***** SUPPLIED MATERIAL *****

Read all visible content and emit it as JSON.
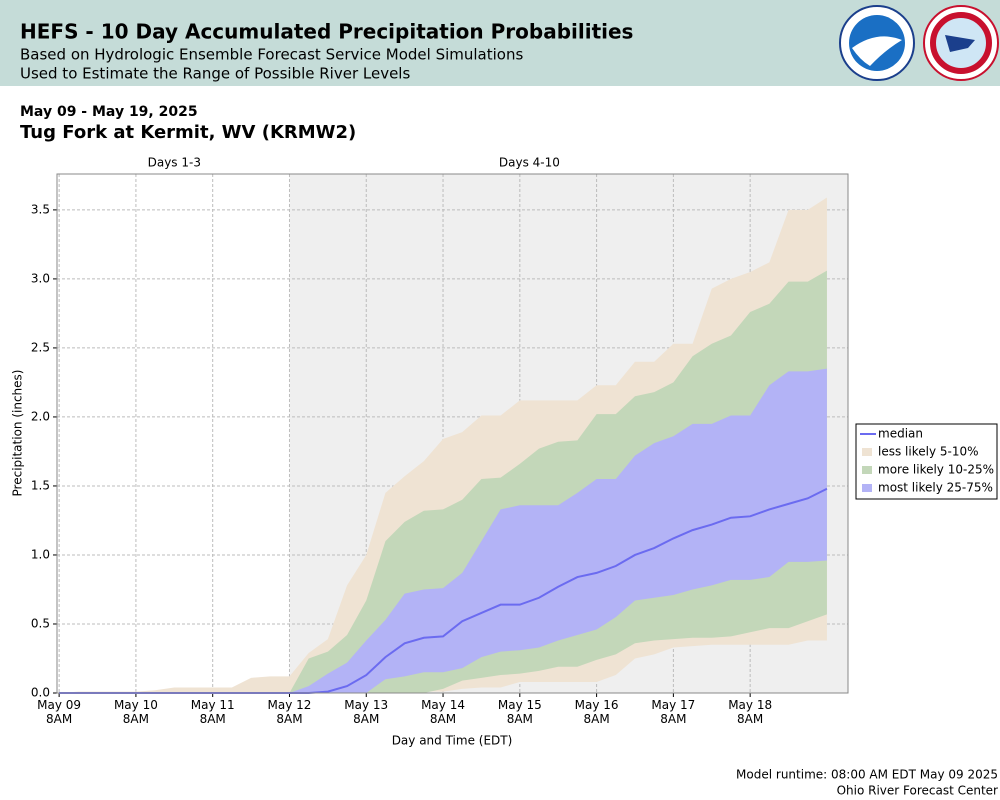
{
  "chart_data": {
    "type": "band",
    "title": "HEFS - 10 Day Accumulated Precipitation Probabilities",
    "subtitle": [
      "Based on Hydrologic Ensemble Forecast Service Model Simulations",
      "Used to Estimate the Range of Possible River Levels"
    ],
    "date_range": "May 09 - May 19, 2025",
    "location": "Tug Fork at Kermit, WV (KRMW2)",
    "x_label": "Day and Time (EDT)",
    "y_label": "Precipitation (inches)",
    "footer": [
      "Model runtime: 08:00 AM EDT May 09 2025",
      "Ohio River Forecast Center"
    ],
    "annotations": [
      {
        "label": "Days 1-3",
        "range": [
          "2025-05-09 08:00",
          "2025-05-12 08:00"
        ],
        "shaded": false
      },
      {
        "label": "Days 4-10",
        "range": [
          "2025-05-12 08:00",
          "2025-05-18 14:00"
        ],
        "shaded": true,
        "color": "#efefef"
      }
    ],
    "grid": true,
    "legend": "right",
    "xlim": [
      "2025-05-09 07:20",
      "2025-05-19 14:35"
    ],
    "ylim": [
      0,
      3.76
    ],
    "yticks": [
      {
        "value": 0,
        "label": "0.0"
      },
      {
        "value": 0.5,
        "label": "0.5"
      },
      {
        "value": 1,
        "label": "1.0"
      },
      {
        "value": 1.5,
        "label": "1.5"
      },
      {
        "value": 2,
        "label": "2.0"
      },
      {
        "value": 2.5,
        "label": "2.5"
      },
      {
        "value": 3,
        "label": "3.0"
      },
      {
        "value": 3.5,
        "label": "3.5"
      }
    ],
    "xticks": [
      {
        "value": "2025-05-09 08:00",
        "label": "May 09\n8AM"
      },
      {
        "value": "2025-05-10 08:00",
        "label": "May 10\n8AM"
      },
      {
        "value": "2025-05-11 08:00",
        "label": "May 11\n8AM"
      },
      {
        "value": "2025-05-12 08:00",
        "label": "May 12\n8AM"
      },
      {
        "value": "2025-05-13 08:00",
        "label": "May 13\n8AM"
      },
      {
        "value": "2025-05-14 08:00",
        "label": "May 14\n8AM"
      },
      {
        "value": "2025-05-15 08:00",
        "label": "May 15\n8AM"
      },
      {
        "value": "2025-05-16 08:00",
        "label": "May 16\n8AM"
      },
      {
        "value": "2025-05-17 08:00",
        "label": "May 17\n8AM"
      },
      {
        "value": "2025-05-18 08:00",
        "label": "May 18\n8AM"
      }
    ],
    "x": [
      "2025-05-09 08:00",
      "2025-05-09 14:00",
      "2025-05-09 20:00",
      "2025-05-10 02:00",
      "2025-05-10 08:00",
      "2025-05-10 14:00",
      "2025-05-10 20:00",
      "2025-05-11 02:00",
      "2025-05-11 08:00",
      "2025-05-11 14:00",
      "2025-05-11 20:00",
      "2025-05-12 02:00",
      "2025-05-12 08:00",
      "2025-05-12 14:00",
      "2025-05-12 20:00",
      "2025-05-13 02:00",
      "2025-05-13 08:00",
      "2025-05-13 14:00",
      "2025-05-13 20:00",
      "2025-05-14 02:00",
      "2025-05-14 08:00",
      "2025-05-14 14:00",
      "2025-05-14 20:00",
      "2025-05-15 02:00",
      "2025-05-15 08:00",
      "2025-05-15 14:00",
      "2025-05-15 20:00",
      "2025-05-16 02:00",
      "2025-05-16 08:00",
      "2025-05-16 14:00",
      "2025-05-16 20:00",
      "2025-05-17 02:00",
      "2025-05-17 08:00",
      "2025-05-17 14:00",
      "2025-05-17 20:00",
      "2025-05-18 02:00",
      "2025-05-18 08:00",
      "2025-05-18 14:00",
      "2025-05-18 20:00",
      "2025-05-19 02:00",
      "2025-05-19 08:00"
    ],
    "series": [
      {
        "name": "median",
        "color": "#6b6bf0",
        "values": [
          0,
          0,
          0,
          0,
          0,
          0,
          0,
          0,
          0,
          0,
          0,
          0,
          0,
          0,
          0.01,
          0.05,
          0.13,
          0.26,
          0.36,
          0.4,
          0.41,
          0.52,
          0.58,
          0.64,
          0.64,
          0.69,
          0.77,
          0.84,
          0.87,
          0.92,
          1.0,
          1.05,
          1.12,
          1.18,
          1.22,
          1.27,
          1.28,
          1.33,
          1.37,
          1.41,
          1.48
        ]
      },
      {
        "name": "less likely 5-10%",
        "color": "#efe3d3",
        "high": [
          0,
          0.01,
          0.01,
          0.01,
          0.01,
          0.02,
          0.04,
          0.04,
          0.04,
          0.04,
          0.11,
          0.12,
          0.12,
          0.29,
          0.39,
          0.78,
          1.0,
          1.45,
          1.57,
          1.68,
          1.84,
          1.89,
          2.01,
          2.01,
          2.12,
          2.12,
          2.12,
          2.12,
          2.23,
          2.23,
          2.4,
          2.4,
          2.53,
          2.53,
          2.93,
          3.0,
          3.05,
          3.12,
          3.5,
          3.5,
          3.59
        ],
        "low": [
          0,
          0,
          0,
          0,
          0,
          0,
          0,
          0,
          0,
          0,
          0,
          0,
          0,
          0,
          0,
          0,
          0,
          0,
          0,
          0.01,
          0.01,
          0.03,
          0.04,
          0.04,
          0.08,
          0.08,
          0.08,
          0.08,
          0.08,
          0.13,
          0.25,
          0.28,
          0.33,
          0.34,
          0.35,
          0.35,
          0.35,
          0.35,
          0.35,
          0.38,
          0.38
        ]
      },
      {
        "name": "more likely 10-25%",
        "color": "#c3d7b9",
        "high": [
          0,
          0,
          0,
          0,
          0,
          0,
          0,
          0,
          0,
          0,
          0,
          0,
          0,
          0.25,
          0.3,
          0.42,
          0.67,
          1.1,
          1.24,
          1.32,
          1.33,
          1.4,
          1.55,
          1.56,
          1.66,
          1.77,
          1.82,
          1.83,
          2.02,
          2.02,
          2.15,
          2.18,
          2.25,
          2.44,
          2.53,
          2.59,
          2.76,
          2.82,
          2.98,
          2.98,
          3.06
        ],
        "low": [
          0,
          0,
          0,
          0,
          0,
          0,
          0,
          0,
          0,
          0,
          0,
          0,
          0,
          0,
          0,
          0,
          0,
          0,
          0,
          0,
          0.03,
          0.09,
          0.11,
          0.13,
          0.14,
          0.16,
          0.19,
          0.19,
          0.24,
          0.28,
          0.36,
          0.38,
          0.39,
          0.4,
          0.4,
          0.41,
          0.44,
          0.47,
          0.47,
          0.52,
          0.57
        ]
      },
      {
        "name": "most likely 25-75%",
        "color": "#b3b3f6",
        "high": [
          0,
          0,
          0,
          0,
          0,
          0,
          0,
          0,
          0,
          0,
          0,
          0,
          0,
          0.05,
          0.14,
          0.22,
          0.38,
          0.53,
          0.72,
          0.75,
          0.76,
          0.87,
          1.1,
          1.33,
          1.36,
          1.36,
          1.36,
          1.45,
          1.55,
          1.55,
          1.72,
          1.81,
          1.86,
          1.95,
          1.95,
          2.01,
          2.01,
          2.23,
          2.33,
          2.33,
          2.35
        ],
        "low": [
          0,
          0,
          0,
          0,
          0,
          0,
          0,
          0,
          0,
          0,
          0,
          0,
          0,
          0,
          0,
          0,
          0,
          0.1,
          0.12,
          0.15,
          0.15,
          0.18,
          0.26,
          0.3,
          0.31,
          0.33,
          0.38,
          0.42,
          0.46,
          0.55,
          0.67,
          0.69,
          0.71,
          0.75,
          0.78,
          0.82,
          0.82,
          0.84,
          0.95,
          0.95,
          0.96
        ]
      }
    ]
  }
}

*****

* **REQUIREMENT**:
Each line above is to be copied verbatim. Drop any image from the copy.

* **TASK RESPONSE**:
Read all visible content and emit it as JSON.
{
  "chart_data": {
    "type": "band",
    "title": "HEFS - 10 Day Accumulated Precipitation Probabilities",
    "subtitle": [
      "Based on Hydrologic Ensemble Forecast Service Model Simulations",
      "Used to Estimate the Range of Possible River Levels"
    ],
    "date_range": "May 09 - May 19, 2025",
    "location": "Tug Fork at Kermit, WV (KRMW2)",
    "x_label": "Day and Time (EDT)",
    "y_label": "Precipitation (inches)",
    "footer": [
      "Model runtime: 08:00 AM EDT May 09 2025",
      "Ohio River Forecast Center"
    ],
    "annotations": [
      {
        "label": "Days 1-3",
        "range": [
          "2025-05-09 08:00",
          "2025-05-12 08:00"
        ],
        "shaded": false
      },
      {
        "label": "Days 4-10",
        "range": [
          "2025-05-12 08:00",
          "2025-05-18 14:00"
        ],
        "shaded": true,
        "color": "#efefef"
      }
    ],
    "grid": true,
    "legend": "right",
    "xlim": [
      "2025-05-09 07:20",
      "2025-05-19 14:35"
    ],
    "ylim": [
      0,
      3.76
    ],
    "yticks": [
      {
        "value": 0,
        "label": "0.0"
      },
      {
        "value": 0.5,
        "label": "0.5"
      },
      {
        "value": 1,
        "label": "1.0"
      },
      {
        "value": 1.5,
        "label": "1.5"
      },
      {
        "value": 2,
        "label": "2.0"
      },
      {
        "value": 2.5,
        "label": "2.5"
      },
      {
        "value": 3,
        "label": "3.0"
      },
      {
        "value": 3.5,
        "label": "3.5"
      }
    ],
    "xticks": [
      {
        "value": "2025-05-09 08:00",
        "label": "May 09\n8AM"
      },
      {
        "value": "2025-05-10 08:00",
        "label": "May 10\n8AM"
      },
      {
        "value": "2025-05-11 08:00",
        "label": "May 11\n8AM"
      },
      {
        "value": "2025-05-12 08:00",
        "label": "May 12\n8AM"
      },
      {
        "value": "2025-05-13 08:00",
        "label": "May 13\n8AM"
      },
      {
        "value": "2025-05-14 08:00",
        "label": "May 14\n8AM"
      },
      {
        "value": "2025-05-15 08:00",
        "label": "May 15\n8AM"
      },
      {
        "value": "2025-05-16 08:00",
        "label": "May 16\n8AM"
      },
      {
        "value": "2025-05-17 08:00",
        "label": "May 17\n8AM"
      },
      {
        "value": "2025-05-18 08:00",
        "label": "May 18\n8AM"
      }
    ],
    "x": [
      "2025-05-09 08:00",
      "2025-05-09 14:00",
      "2025-05-09 20:00",
      "2025-05-10 02:00",
      "2025-05-10 08:00",
      "2025-05-10 14:00",
      "2025-05-10 20:00",
      "2025-05-11 02:00",
      "2025-05-11 08:00",
      "2025-05-11 14:00",
      "2025-05-11 20:00",
      "2025-05-12 02:00",
      "2025-05-12 08:00",
      "2025-05-12 14:00",
      "2025-05-12 20:00",
      "2025-05-13 02:00",
      "2025-05-13 08:00",
      "2025-05-13 14:00",
      "2025-05-13 20:00",
      "2025-05-14 02:00",
      "2025-05-14 08:00",
      "2025-05-14 14:00",
      "2025-05-14 20:00",
      "2025-05-15 02:00",
      "2025-05-15 08:00",
      "2025-05-15 14:00",
      "2025-05-15 20:00",
      "2025-05-16 02:00",
      "2025-05-16 08:00",
      "2025-05-16 14:00",
      "2025-05-16 20:00",
      "2025-05-17 02:00",
      "2025-05-17 08:00",
      "2025-05-17 14:00",
      "2025-05-17 20:00",
      "2025-05-18 02:00",
      "2025-05-18 08:00",
      "2025-05-18 14:00",
      "2025-05-18 20:00",
      "2025-05-19 02:00",
      "2025-05-19 08:00"
    ],
    "series": [
      {
        "name": "median",
        "color": "#6b6bf0",
        "values": [
          0,
          0,
          0,
          0,
          0,
          0,
          0,
          0,
          0,
          0,
          0,
          0,
          0,
          0,
          0.01,
          0.05,
          0.13,
          0.26,
          0.36,
          0.4,
          0.41,
          0.52,
          0.58,
          0.64,
          0.64,
          0.69,
          0.77,
          0.84,
          0.87,
          0.92,
          1.0,
          1.05,
          1.12,
          1.18,
          1.22,
          1.27,
          1.28,
          1.33,
          1.37,
          1.41,
          1.48
        ]
      },
      {
        "name": "less likely 5-10%",
        "color": "#efe3d3",
        "high": [
          0,
          0.01,
          0.01,
          0.01,
          0.01,
          0.02,
          0.04,
          0.04,
          0.04,
          0.04,
          0.11,
          0.12,
          0.12,
          0.29,
          0.39,
          0.78,
          1.0,
          1.45,
          1.57,
          1.68,
          1.84,
          1.89,
          2.01,
          2.01,
          2.12,
          2.12,
          2.12,
          2.12,
          2.23,
          2.23,
          2.4,
          2.4,
          2.53,
          2.53,
          2.93,
          3.0,
          3.05,
          3.12,
          3.5,
          3.5,
          3.59
        ],
        "low": [
          0,
          0,
          0,
          0,
          0,
          0,
          0,
          0,
          0,
          0,
          0,
          0,
          0,
          0,
          0,
          0,
          0,
          0,
          0,
          0.01,
          0.01,
          0.03,
          0.04,
          0.04,
          0.08,
          0.08,
          0.08,
          0.08,
          0.08,
          0.13,
          0.25,
          0.28,
          0.33,
          0.34,
          0.35,
          0.35,
          0.35,
          0.35,
          0.35,
          0.38,
          0.38
        ]
      },
      {
        "name": "more likely 10-25%",
        "color": "#c3d7b9",
        "high": [
          0,
          0,
          0,
          0,
          0,
          0,
          0,
          0,
          0,
          0,
          0,
          0,
          0,
          0.25,
          0.3,
          0.42,
          0.67,
          1.1,
          1.24,
          1.32,
          1.33,
          1.4,
          1.55,
          1.56,
          1.66,
          1.77,
          1.82,
          1.83,
          2.02,
          2.02,
          2.15,
          2.18,
          2.25,
          2.44,
          2.53,
          2.59,
          2.76,
          2.82,
          2.98,
          2.98,
          3.06
        ],
        "low": [
          0,
          0,
          0,
          0,
          0,
          0,
          0,
          0,
          0,
          0,
          0,
          0,
          0,
          0,
          0,
          0,
          0,
          0,
          0,
          0,
          0.03,
          0.09,
          0.11,
          0.13,
          0.14,
          0.16,
          0.19,
          0.19,
          0.24,
          0.28,
          0.36,
          0.38,
          0.39,
          0.4,
          0.4,
          0.41,
          0.44,
          0.47,
          0.47,
          0.52,
          0.57
        ]
      },
      {
        "name": "most likely 25-75%",
        "color": "#b3b3f6",
        "high": [
          0,
          0,
          0,
          0,
          0,
          0,
          0,
          0,
          0,
          0,
          0,
          0,
          0,
          0.05,
          0.14,
          0.22,
          0.38,
          0.53,
          0.72,
          0.75,
          0.76,
          0.87,
          1.1,
          1.33,
          1.36,
          1.36,
          1.36,
          1.45,
          1.55,
          1.55,
          1.72,
          1.81,
          1.86,
          1.95,
          1.95,
          2.01,
          2.01,
          2.23,
          2.33,
          2.33,
          2.35
        ],
        "low": [
          0,
          0,
          0,
          0,
          0,
          0,
          0,
          0,
          0,
          0,
          0,
          0,
          0,
          0,
          0,
          0,
          0,
          0.1,
          0.12,
          0.15,
          0.15,
          0.18,
          0.26,
          0.3,
          0.31,
          0.33,
          0.38,
          0.42,
          0.46,
          0.55,
          0.67,
          0.69,
          0.71,
          0.75,
          0.78,
          0.82,
          0.82,
          0.84,
          0.95,
          0.95,
          0.96
        ]
      }
    ]
  }
}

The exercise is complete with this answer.